[RECORDS FOR THE TASK]
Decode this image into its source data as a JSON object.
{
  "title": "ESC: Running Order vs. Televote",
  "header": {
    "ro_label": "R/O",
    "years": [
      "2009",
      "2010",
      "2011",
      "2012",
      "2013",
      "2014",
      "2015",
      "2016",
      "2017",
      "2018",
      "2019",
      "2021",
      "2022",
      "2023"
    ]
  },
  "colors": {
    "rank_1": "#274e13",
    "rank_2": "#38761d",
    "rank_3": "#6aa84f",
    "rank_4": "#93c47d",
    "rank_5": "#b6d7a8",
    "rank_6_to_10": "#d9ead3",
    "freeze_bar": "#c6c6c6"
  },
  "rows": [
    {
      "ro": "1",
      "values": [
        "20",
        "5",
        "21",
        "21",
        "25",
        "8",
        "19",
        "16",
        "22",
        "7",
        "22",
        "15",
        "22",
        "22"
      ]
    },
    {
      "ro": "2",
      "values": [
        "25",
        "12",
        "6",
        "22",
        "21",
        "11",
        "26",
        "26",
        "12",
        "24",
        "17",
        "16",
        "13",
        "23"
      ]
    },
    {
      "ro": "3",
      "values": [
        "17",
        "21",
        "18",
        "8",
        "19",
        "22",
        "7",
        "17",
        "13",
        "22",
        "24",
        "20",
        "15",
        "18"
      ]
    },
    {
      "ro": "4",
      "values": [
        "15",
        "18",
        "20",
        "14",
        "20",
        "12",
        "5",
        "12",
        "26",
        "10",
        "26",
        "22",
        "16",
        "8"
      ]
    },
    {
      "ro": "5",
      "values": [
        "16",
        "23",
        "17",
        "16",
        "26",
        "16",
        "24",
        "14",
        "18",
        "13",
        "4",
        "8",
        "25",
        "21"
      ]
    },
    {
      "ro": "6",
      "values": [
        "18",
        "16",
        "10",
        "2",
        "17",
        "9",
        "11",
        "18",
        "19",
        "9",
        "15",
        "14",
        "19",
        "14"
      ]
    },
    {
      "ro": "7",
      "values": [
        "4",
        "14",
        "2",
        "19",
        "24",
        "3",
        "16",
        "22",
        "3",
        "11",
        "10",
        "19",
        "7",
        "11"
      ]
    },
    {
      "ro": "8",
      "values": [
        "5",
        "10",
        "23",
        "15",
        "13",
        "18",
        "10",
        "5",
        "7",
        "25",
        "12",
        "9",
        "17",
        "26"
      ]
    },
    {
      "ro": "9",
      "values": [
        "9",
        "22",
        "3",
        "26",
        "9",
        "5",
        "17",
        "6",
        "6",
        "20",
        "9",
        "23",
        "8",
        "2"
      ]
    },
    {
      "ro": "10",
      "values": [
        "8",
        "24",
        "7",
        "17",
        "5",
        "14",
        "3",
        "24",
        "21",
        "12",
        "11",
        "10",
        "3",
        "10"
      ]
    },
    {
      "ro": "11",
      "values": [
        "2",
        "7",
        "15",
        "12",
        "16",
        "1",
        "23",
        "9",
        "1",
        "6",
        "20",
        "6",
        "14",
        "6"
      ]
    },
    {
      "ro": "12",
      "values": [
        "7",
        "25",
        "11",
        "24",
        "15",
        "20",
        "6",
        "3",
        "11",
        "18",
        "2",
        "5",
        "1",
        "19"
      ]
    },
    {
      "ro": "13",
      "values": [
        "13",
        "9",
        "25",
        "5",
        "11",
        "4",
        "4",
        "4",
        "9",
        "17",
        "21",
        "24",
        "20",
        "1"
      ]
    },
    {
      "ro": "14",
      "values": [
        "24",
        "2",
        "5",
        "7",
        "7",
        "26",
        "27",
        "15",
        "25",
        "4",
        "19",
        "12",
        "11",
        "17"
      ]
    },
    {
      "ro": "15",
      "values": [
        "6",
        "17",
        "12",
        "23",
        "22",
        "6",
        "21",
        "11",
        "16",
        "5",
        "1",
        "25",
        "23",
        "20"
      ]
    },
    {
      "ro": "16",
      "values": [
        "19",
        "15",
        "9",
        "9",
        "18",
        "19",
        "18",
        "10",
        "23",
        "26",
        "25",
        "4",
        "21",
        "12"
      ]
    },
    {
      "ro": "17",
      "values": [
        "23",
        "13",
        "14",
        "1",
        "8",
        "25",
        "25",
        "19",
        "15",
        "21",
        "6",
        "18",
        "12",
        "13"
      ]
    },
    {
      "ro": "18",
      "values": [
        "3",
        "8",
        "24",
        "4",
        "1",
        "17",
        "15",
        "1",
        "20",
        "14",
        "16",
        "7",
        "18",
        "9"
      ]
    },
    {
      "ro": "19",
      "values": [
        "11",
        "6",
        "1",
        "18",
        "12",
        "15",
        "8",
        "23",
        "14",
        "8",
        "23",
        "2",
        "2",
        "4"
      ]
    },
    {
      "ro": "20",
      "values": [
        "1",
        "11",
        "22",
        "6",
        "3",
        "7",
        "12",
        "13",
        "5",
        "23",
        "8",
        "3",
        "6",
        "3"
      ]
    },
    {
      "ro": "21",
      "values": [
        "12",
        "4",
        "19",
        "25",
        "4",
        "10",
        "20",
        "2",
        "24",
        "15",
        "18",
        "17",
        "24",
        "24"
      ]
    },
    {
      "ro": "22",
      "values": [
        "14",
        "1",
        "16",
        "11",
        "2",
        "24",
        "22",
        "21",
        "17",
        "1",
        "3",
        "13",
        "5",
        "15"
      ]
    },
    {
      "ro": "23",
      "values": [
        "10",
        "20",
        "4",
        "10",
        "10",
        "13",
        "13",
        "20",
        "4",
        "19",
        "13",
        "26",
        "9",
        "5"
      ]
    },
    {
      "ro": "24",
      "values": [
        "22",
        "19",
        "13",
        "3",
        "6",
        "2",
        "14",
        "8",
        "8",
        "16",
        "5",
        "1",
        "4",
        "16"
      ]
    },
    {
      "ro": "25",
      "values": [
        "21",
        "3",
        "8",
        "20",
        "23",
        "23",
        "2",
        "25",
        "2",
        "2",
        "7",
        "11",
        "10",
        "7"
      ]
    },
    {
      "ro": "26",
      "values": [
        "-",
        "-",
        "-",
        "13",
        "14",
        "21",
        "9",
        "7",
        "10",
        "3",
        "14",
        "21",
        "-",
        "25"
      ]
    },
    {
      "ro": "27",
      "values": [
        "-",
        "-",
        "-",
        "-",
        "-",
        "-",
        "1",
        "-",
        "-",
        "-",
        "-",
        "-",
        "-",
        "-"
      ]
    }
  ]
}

[TASK STATEMENT]
Recopy all the lines exactly as they appear.

[EXERCISE OUTPUT]
Decode this image into its source data as a JSON object.
{
  "title": "ESC: Running Order vs. Televote",
  "header": {
    "ro_label": "R/O",
    "years": [
      "2009",
      "2010",
      "2011",
      "2012",
      "2013",
      "2014",
      "2015",
      "2016",
      "2017",
      "2018",
      "2019",
      "2021",
      "2022",
      "2023"
    ]
  },
  "colors": {
    "rank_1": "#274e13",
    "rank_2": "#38761d",
    "rank_3": "#6aa84f",
    "rank_4": "#93c47d",
    "rank_5": "#b6d7a8",
    "rank_6_to_10": "#d9ead3",
    "freeze_bar": "#c6c6c6"
  },
  "rows": [
    {
      "ro": "1",
      "values": [
        "20",
        "5",
        "21",
        "21",
        "25",
        "8",
        "19",
        "16",
        "22",
        "7",
        "22",
        "15",
        "22",
        "22"
      ]
    },
    {
      "ro": "2",
      "values": [
        "25",
        "12",
        "6",
        "22",
        "21",
        "11",
        "26",
        "26",
        "12",
        "24",
        "17",
        "16",
        "13",
        "23"
      ]
    },
    {
      "ro": "3",
      "values": [
        "17",
        "21",
        "18",
        "8",
        "19",
        "22",
        "7",
        "17",
        "13",
        "22",
        "24",
        "20",
        "15",
        "18"
      ]
    },
    {
      "ro": "4",
      "values": [
        "15",
        "18",
        "20",
        "14",
        "20",
        "12",
        "5",
        "12",
        "26",
        "10",
        "26",
        "22",
        "16",
        "8"
      ]
    },
    {
      "ro": "5",
      "values": [
        "16",
        "23",
        "17",
        "16",
        "26",
        "16",
        "24",
        "14",
        "18",
        "13",
        "4",
        "8",
        "25",
        "21"
      ]
    },
    {
      "ro": "6",
      "values": [
        "18",
        "16",
        "10",
        "2",
        "17",
        "9",
        "11",
        "18",
        "19",
        "9",
        "15",
        "14",
        "19",
        "14"
      ]
    },
    {
      "ro": "7",
      "values": [
        "4",
        "14",
        "2",
        "19",
        "24",
        "3",
        "16",
        "22",
        "3",
        "11",
        "10",
        "19",
        "7",
        "11"
      ]
    },
    {
      "ro": "8",
      "values": [
        "5",
        "10",
        "23",
        "15",
        "13",
        "18",
        "10",
        "5",
        "7",
        "25",
        "12",
        "9",
        "17",
        "26"
      ]
    },
    {
      "ro": "9",
      "values": [
        "9",
        "22",
        "3",
        "26",
        "9",
        "5",
        "17",
        "6",
        "6",
        "20",
        "9",
        "23",
        "8",
        "2"
      ]
    },
    {
      "ro": "10",
      "values": [
        "8",
        "24",
        "7",
        "17",
        "5",
        "14",
        "3",
        "24",
        "21",
        "12",
        "11",
        "10",
        "3",
        "10"
      ]
    },
    {
      "ro": "11",
      "values": [
        "2",
        "7",
        "15",
        "12",
        "16",
        "1",
        "23",
        "9",
        "1",
        "6",
        "20",
        "6",
        "14",
        "6"
      ]
    },
    {
      "ro": "12",
      "values": [
        "7",
        "25",
        "11",
        "24",
        "15",
        "20",
        "6",
        "3",
        "11",
        "18",
        "2",
        "5",
        "1",
        "19"
      ]
    },
    {
      "ro": "13",
      "values": [
        "13",
        "9",
        "25",
        "5",
        "11",
        "4",
        "4",
        "4",
        "9",
        "17",
        "21",
        "24",
        "20",
        "1"
      ]
    },
    {
      "ro": "14",
      "values": [
        "24",
        "2",
        "5",
        "7",
        "7",
        "26",
        "27",
        "15",
        "25",
        "4",
        "19",
        "12",
        "11",
        "17"
      ]
    },
    {
      "ro": "15",
      "values": [
        "6",
        "17",
        "12",
        "23",
        "22",
        "6",
        "21",
        "11",
        "16",
        "5",
        "1",
        "25",
        "23",
        "20"
      ]
    },
    {
      "ro": "16",
      "values": [
        "19",
        "15",
        "9",
        "9",
        "18",
        "19",
        "18",
        "10",
        "23",
        "26",
        "25",
        "4",
        "21",
        "12"
      ]
    },
    {
      "ro": "17",
      "values": [
        "23",
        "13",
        "14",
        "1",
        "8",
        "25",
        "25",
        "19",
        "15",
        "21",
        "6",
        "18",
        "12",
        "13"
      ]
    },
    {
      "ro": "18",
      "values": [
        "3",
        "8",
        "24",
        "4",
        "1",
        "17",
        "15",
        "1",
        "20",
        "14",
        "16",
        "7",
        "18",
        "9"
      ]
    },
    {
      "ro": "19",
      "values": [
        "11",
        "6",
        "1",
        "18",
        "12",
        "15",
        "8",
        "23",
        "14",
        "8",
        "23",
        "2",
        "2",
        "4"
      ]
    },
    {
      "ro": "20",
      "values": [
        "1",
        "11",
        "22",
        "6",
        "3",
        "7",
        "12",
        "13",
        "5",
        "23",
        "8",
        "3",
        "6",
        "3"
      ]
    },
    {
      "ro": "21",
      "values": [
        "12",
        "4",
        "19",
        "25",
        "4",
        "10",
        "20",
        "2",
        "24",
        "15",
        "18",
        "17",
        "24",
        "24"
      ]
    },
    {
      "ro": "22",
      "values": [
        "14",
        "1",
        "16",
        "11",
        "2",
        "24",
        "22",
        "21",
        "17",
        "1",
        "3",
        "13",
        "5",
        "15"
      ]
    },
    {
      "ro": "23",
      "values": [
        "10",
        "20",
        "4",
        "10",
        "10",
        "13",
        "13",
        "20",
        "4",
        "19",
        "13",
        "26",
        "9",
        "5"
      ]
    },
    {
      "ro": "24",
      "values": [
        "22",
        "19",
        "13",
        "3",
        "6",
        "2",
        "14",
        "8",
        "8",
        "16",
        "5",
        "1",
        "4",
        "16"
      ]
    },
    {
      "ro": "25",
      "values": [
        "21",
        "3",
        "8",
        "20",
        "23",
        "23",
        "2",
        "25",
        "2",
        "2",
        "7",
        "11",
        "10",
        "7"
      ]
    },
    {
      "ro": "26",
      "values": [
        "-",
        "-",
        "-",
        "13",
        "14",
        "21",
        "9",
        "7",
        "10",
        "3",
        "14",
        "21",
        "-",
        "25"
      ]
    },
    {
      "ro": "27",
      "values": [
        "-",
        "-",
        "-",
        "-",
        "-",
        "-",
        "1",
        "-",
        "-",
        "-",
        "-",
        "-",
        "-",
        "-"
      ]
    }
  ]
}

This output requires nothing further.